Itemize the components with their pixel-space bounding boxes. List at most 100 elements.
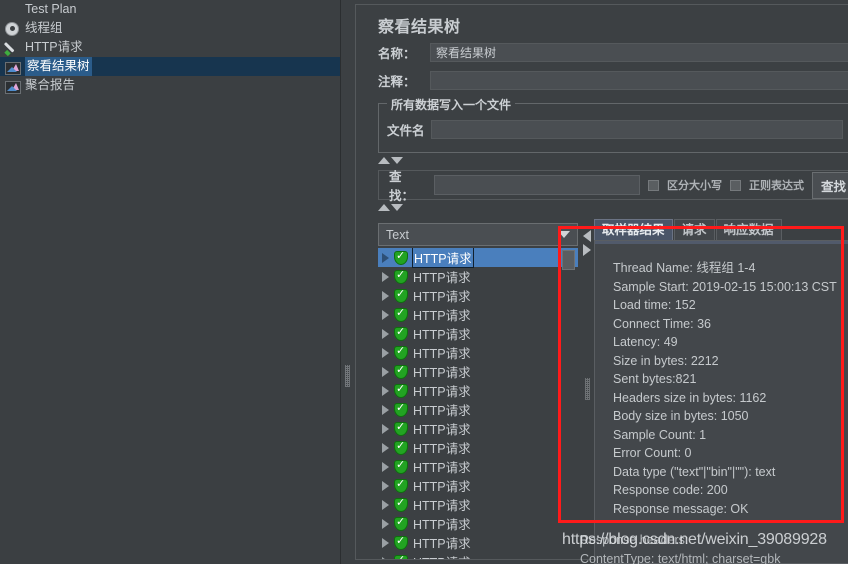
- result-row[interactable]: HTTP请求: [378, 457, 578, 476]
- chevron-down-icon: [558, 231, 570, 238]
- renderer-select[interactable]: Text: [378, 223, 578, 246]
- name-label: 名称：: [378, 47, 416, 61]
- sidebar-item-label: 线程组: [25, 21, 63, 35]
- result-row[interactable]: HTTP请求: [378, 381, 578, 400]
- chevron-right-icon[interactable]: [382, 271, 389, 282]
- comment-row: 注释：: [378, 71, 848, 90]
- chevron-right-icon[interactable]: [382, 556, 389, 559]
- comment-input[interactable]: [430, 71, 848, 90]
- chevron-down-icon: [391, 157, 403, 164]
- detail-tab[interactable]: 响应数据: [715, 219, 782, 240]
- success-shield-icon: [394, 287, 408, 303]
- find-button[interactable]: 查找: [811, 171, 848, 199]
- chevron-right-icon[interactable]: [382, 347, 389, 358]
- search-input[interactable]: [434, 175, 640, 195]
- result-row-label: HTTP请求: [413, 537, 471, 551]
- result-row-label: HTTP请求: [413, 271, 471, 285]
- success-shield-icon: [394, 249, 408, 265]
- sidebar-item-test-plan[interactable]: Test Plan: [0, 0, 340, 19]
- sidebar-item-view-results-tree[interactable]: 察看结果树: [0, 57, 340, 76]
- sampler-detail-pane: 取样器结果 请求 响应数据 Thread Name: 线程组 1-4 Sample S…: [594, 219, 848, 564]
- sidebar-item-aggregate-report[interactable]: 聚合报告: [0, 76, 340, 95]
- chevron-right-icon[interactable]: [382, 404, 389, 415]
- chevron-right-icon[interactable]: [382, 290, 389, 301]
- result-row[interactable]: HTTP请求: [378, 533, 578, 552]
- result-row[interactable]: HTTP请求: [378, 324, 578, 343]
- chevron-right-icon[interactable]: [382, 499, 389, 510]
- chart-icon: [4, 78, 21, 94]
- chevron-up-icon: [378, 157, 390, 164]
- chevron-right-icon[interactable]: [382, 442, 389, 453]
- detail-line: Data type ("text"|"bin"|""): text: [613, 464, 776, 479]
- result-row[interactable]: HTTP请求: [378, 514, 578, 533]
- detail-tab[interactable]: 请求: [673, 219, 715, 240]
- result-row[interactable]: HTTP请求: [378, 305, 578, 324]
- filename-input[interactable]: [431, 120, 843, 139]
- collapse-toggle-file[interactable]: [378, 157, 403, 164]
- result-row-label: HTTP请求: [413, 423, 471, 437]
- success-shield-icon: [394, 401, 408, 417]
- result-row[interactable]: HTTP请求: [378, 438, 578, 457]
- sidebar-item-http-request[interactable]: HTTP请求: [0, 38, 340, 57]
- result-row[interactable]: HTTP请求: [378, 267, 578, 286]
- chevron-right-icon[interactable]: [583, 244, 591, 256]
- chevron-right-icon[interactable]: [382, 423, 389, 434]
- sampler-result-text: Thread Name: 线程组 1-4 Sample Start: 2019-0…: [613, 259, 848, 518]
- results-scrollbar-thumb[interactable]: [562, 250, 575, 270]
- content-type-line: ContentType: text/html; charset=gbk: [580, 552, 781, 564]
- detail-line: Sample Start: 2019-02-15 15:00:13 CST: [613, 279, 837, 294]
- success-shield-icon: [394, 534, 408, 550]
- result-row[interactable]: HTTP请求: [378, 419, 578, 438]
- chevron-right-icon[interactable]: [382, 328, 389, 339]
- test-plan-tree: Test Plan 线程组 HTTP请求 察看结果树 聚合报告: [0, 0, 341, 564]
- case-sensitive-checkbox[interactable]: [647, 179, 659, 191]
- gear-icon: [4, 21, 20, 37]
- result-row-label: HTTP请求: [413, 480, 471, 494]
- result-row[interactable]: HTTP请求: [378, 476, 578, 495]
- chevron-right-icon[interactable]: [382, 385, 389, 396]
- result-row[interactable]: HTTP请求: [378, 248, 578, 268]
- success-shield-icon: [394, 439, 408, 455]
- result-row-label: HTTP请求: [413, 442, 471, 456]
- success-shield-icon: [394, 477, 408, 493]
- detail-line: Sample Count: 1: [613, 427, 707, 442]
- chevron-right-icon[interactable]: [382, 252, 389, 263]
- detail-line: Response code: 200: [613, 483, 728, 497]
- regex-checkbox[interactable]: [729, 179, 741, 191]
- group-legend: 所有数据写入一个文件: [387, 96, 516, 113]
- success-shield-icon: [394, 268, 408, 284]
- chevron-right-icon[interactable]: [382, 309, 389, 320]
- chevron-right-icon[interactable]: [382, 461, 389, 472]
- detail-line: Latency: 49: [613, 335, 678, 349]
- result-row[interactable]: HTTP请求: [378, 400, 578, 419]
- renderer-selected-value: Text: [386, 227, 409, 242]
- chevron-right-icon[interactable]: [382, 366, 389, 377]
- result-row[interactable]: HTTP请求: [378, 362, 578, 381]
- detail-line: Thread Name: 线程组 1-4: [613, 261, 756, 275]
- result-row[interactable]: HTTP请求: [378, 343, 578, 362]
- chevron-up-icon: [378, 204, 390, 211]
- pen-icon: [4, 40, 20, 56]
- result-row[interactable]: HTTP请求: [378, 495, 578, 514]
- case-sensitive-label: 区分大小写: [666, 180, 722, 192]
- result-row[interactable]: HTTP请求: [378, 552, 578, 559]
- result-row-label: HTTP请求: [412, 248, 474, 268]
- results-detail-splitter[interactable]: [582, 230, 593, 559]
- chevron-right-icon[interactable]: [382, 480, 389, 491]
- sampler-results-list[interactable]: HTTP请求HTTP请求HTTP请求HTTP请求HTTP请求HTTP请求HTTP…: [378, 248, 578, 559]
- chevron-right-icon[interactable]: [382, 537, 389, 548]
- detail-line: Connect Time: 36: [613, 316, 711, 331]
- result-row-label: HTTP请求: [413, 290, 471, 304]
- collapse-toggle-search[interactable]: [378, 204, 403, 211]
- sidebar-item-thread-group[interactable]: 线程组: [0, 19, 340, 38]
- name-input[interactable]: 察看结果树: [430, 43, 848, 62]
- chart-icon: [4, 59, 21, 75]
- result-row-label: HTTP请求: [413, 499, 471, 513]
- detail-tab[interactable]: 取样器结果: [594, 219, 673, 240]
- chevron-right-icon[interactable]: [382, 518, 389, 529]
- success-shield-icon: [394, 496, 408, 512]
- success-shield-icon: [394, 363, 408, 379]
- chevron-left-icon[interactable]: [583, 230, 591, 242]
- result-row[interactable]: HTTP请求: [378, 286, 578, 305]
- panel-splitter[interactable]: [342, 0, 353, 564]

★ ★ ★ ★ ★

Copy every line of the rows above without changing anything, and leave the pictures out of your answer.

Itemize the components with their pixel-space bounding boxes. List at most 100 elements.
- result-row[interactable]: HTTP请求: [378, 457, 578, 476]
- chevron-down-icon: [558, 231, 570, 238]
- renderer-select[interactable]: Text: [378, 223, 578, 246]
- name-label: 名称：: [378, 47, 416, 61]
- sidebar-item-label: 线程组: [25, 21, 63, 35]
- result-row[interactable]: HTTP请求: [378, 381, 578, 400]
- chevron-right-icon[interactable]: [382, 271, 389, 282]
- comment-row: 注释：: [378, 71, 848, 90]
- chevron-right-icon[interactable]: [382, 556, 389, 559]
- comment-input[interactable]: [430, 71, 848, 90]
- chevron-down-icon: [391, 157, 403, 164]
- detail-tab[interactable]: 响应数据: [715, 219, 782, 240]
- success-shield-icon: [394, 287, 408, 303]
- find-button[interactable]: 查找: [811, 171, 848, 199]
- chevron-right-icon[interactable]: [382, 347, 389, 358]
- search-input[interactable]: [434, 175, 640, 195]
- result-row-label: HTTP请求: [413, 537, 471, 551]
- result-row-label: HTTP请求: [413, 271, 471, 285]
- success-shield-icon: [394, 249, 408, 265]
- sidebar-item-test-plan[interactable]: Test Plan: [0, 0, 340, 19]
- sidebar-item-view-results-tree[interactable]: 察看结果树: [0, 57, 340, 76]
- sampler-detail-pane: 取样器结果 请求 响应数据 Thread Name: 线程组 1-4 Sample S…: [594, 219, 848, 564]
- sidebar-item-aggregate-report[interactable]: 聚合报告: [0, 76, 340, 95]
- chevron-right-icon[interactable]: [382, 404, 389, 415]
- chevron-right-icon[interactable]: [382, 290, 389, 301]
- result-row[interactable]: HTTP请求: [378, 533, 578, 552]
- result-row[interactable]: HTTP请求: [378, 324, 578, 343]
- chevron-right-icon[interactable]: [382, 499, 389, 510]
- chart-icon: [4, 78, 21, 94]
- chevron-up-icon: [378, 157, 390, 164]
- chevron-right-icon[interactable]: [382, 442, 389, 453]
- detail-line: Data type ("text"|"bin"|""): text: [613, 464, 776, 479]
- result-row[interactable]: HTTP请求: [378, 514, 578, 533]
- detail-tab[interactable]: 请求: [673, 219, 715, 240]
- result-row[interactable]: HTTP请求: [378, 305, 578, 324]
- filename-input[interactable]: [431, 120, 843, 139]
- collapse-toggle-file[interactable]: [378, 157, 403, 164]
- result-row-label: HTTP请求: [413, 423, 471, 437]
- success-shield-icon: [394, 401, 408, 417]
- result-row[interactable]: HTTP请求: [378, 438, 578, 457]
- sidebar-item-http-request[interactable]: HTTP请求: [0, 38, 340, 57]
- result-row[interactable]: HTTP请求: [378, 267, 578, 286]
- chevron-right-icon[interactable]: [583, 244, 591, 256]
- chevron-right-icon[interactable]: [382, 423, 389, 434]
- sampler-result-text: Thread Name: 线程组 1-4 Sample Start: 2019-0…: [613, 259, 848, 518]
- results-scrollbar-thumb[interactable]: [562, 250, 575, 270]
- content-type-line: ContentType: text/html; charset=gbk: [580, 552, 781, 564]
- detail-line: Sample Start: 2019-02-15 15:00:13 CST: [613, 279, 837, 294]
- success-shield-icon: [394, 534, 408, 550]
- result-row[interactable]: HTTP请求: [378, 419, 578, 438]
- chevron-right-icon[interactable]: [382, 328, 389, 339]
- test-plan-tree: Test Plan 线程组 HTTP请求 察看结果树 聚合报告: [0, 0, 341, 564]
- case-sensitive-checkbox[interactable]: [647, 179, 659, 191]
- gear-icon: [4, 21, 20, 37]
- result-row-label: HTTP请求: [413, 480, 471, 494]
- result-row[interactable]: HTTP请求: [378, 476, 578, 495]
- chevron-right-icon[interactable]: [382, 385, 389, 396]
- result-row[interactable]: HTTP请求: [378, 248, 578, 268]
- success-shield-icon: [394, 439, 408, 455]
- result-row-label: HTTP请求: [413, 442, 471, 456]
- success-shield-icon: [394, 477, 408, 493]
- detail-line: Sample Count: 1: [613, 427, 707, 442]
- chevron-right-icon[interactable]: [382, 252, 389, 263]
- detail-line: Response code: 200: [613, 483, 728, 497]
- regex-checkbox[interactable]: [729, 179, 741, 191]
- group-legend: 所有数据写入一个文件: [387, 96, 516, 113]
- success-shield-icon: [394, 268, 408, 284]
- chevron-right-icon[interactable]: [382, 309, 389, 320]
- chevron-right-icon[interactable]: [382, 461, 389, 472]
- detail-line: Latency: 49: [613, 335, 678, 349]
- result-row[interactable]: HTTP请求: [378, 400, 578, 419]
- renderer-selected-value: Text: [386, 227, 409, 242]
- chevron-right-icon[interactable]: [382, 366, 389, 377]
- result-row[interactable]: HTTP请求: [378, 362, 578, 381]
- detail-line: Thread Name: 线程组 1-4: [613, 261, 756, 275]
- result-row[interactable]: HTTP请求: [378, 343, 578, 362]
- chevron-up-icon: [378, 204, 390, 211]
- pen-icon: [4, 40, 20, 56]
- result-row[interactable]: HTTP请求: [378, 495, 578, 514]
- case-sensitive-label: 区分大小写: [666, 180, 722, 192]
- result-row[interactable]: HTTP请求: [378, 552, 578, 559]
- result-row-label: HTTP请求: [412, 248, 474, 268]
- results-detail-splitter[interactable]: [582, 230, 593, 559]
- chevron-right-icon[interactable]: [382, 480, 389, 491]
- sampler-results-list[interactable]: HTTP请求HTTP请求HTTP请求HTTP请求HTTP请求HTTP请求HTTP…: [378, 248, 578, 559]
- chevron-right-icon[interactable]: [382, 537, 389, 548]
- detail-line: Connect Time: 36: [613, 316, 711, 331]
- result-row-label: HTTP请求: [413, 290, 471, 304]
- collapse-toggle-search[interactable]: [378, 204, 403, 211]
- sidebar-item-thread-group[interactable]: 线程组: [0, 19, 340, 38]
- name-input[interactable]: 察看结果树: [430, 43, 848, 62]
- chart-icon: [4, 59, 21, 75]
- result-row-label: HTTP请求: [413, 499, 471, 513]
- detail-tab[interactable]: 取样器结果: [594, 219, 673, 240]
- chevron-right-icon[interactable]: [382, 518, 389, 529]
- success-shield-icon: [394, 496, 408, 512]
- success-shield-icon: [394, 363, 408, 379]
- chevron-left-icon[interactable]: [583, 230, 591, 242]
- result-row[interactable]: HTTP请求: [378, 286, 578, 305]
- panel-splitter[interactable]: [342, 0, 353, 564]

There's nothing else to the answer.